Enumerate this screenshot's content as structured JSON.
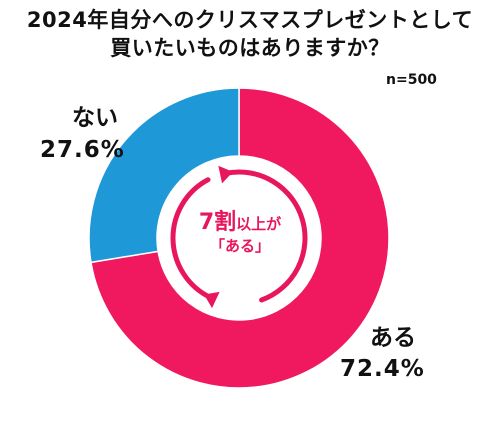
{
  "title_line1": "2024年自分へのクリスマスプレゼントとして",
  "title_line2": "買いたいものはありますか？",
  "sample_size": "n=500",
  "center": {
    "num": "7割",
    "line1_rest": "以上が",
    "line2": "「ある」"
  },
  "colors": {
    "yes": "#f0185f",
    "no": "#1e98d6",
    "accent": "#e8175d"
  },
  "chart_data": {
    "type": "pie",
    "title": "2024年自分へのクリスマスプレゼントとして買いたいものはありますか？",
    "slices": [
      {
        "label": "ある",
        "value": 72.4,
        "value_label": "72.4%",
        "color": "#f0185f"
      },
      {
        "label": "ない",
        "value": 27.6,
        "value_label": "27.6%",
        "color": "#1e98d6"
      }
    ],
    "donut": true
  }
}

****************

[TO DO]: Output every entry exactly as given; pictures are not part of the copy.

[RIGHT ANSWER]:
Enumerate this screenshot's content as structured JSON.
{
  "title_line1": "2024年自分へのクリスマスプレゼントとして",
  "title_line2": "買いたいものはありますか？",
  "sample_size": "n=500",
  "center": {
    "num": "7割",
    "line1_rest": "以上が",
    "line2": "「ある」"
  },
  "colors": {
    "yes": "#f0185f",
    "no": "#1e98d6",
    "accent": "#e8175d"
  },
  "chart_data": {
    "type": "pie",
    "title": "2024年自分へのクリスマスプレゼントとして買いたいものはありますか？",
    "slices": [
      {
        "label": "ある",
        "value": 72.4,
        "value_label": "72.4%",
        "color": "#f0185f"
      },
      {
        "label": "ない",
        "value": 27.6,
        "value_label": "27.6%",
        "color": "#1e98d6"
      }
    ],
    "donut": true
  }
}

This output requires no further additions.